## [Available data]

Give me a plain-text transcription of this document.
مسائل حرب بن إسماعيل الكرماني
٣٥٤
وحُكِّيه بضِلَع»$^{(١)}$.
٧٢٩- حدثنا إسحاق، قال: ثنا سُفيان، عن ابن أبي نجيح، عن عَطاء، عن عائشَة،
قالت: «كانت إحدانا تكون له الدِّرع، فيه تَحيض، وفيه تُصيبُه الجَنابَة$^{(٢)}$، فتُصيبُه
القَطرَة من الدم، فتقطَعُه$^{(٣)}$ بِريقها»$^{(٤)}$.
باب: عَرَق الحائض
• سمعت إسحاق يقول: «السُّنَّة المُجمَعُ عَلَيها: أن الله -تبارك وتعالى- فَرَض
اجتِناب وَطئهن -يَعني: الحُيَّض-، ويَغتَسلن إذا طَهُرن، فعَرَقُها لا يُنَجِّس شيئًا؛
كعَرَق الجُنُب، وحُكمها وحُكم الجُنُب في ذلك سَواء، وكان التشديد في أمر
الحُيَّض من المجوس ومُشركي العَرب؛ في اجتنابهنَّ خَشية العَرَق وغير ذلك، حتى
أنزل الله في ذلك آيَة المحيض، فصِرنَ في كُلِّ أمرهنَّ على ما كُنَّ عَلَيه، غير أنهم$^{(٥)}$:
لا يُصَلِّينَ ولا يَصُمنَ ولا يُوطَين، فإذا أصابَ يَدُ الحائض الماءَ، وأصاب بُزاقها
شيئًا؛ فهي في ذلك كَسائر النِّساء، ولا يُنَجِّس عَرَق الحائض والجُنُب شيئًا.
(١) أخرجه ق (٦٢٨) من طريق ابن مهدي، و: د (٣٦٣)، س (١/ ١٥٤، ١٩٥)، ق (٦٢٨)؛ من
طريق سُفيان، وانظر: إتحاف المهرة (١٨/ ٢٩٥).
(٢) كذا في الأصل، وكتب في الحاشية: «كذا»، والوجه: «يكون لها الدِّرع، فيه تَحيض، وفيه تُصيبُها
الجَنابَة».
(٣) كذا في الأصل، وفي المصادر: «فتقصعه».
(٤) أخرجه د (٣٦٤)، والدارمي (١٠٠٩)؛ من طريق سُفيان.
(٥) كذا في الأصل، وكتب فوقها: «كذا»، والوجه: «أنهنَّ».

## [Task details]
In the entries above, find each line with the string "إسحاق" and copy it.

## [Expected answer]
٧٢٩- حدثنا إسحاق، قال: ثنا سُفيان، عن ابن أبي نجيح، عن عَطاء، عن عائشَة،
• سمعت إسحاق يقول: «السُّنَّة المُجمَعُ عَلَيها: أن الله -تبارك وتعالى- فَرَض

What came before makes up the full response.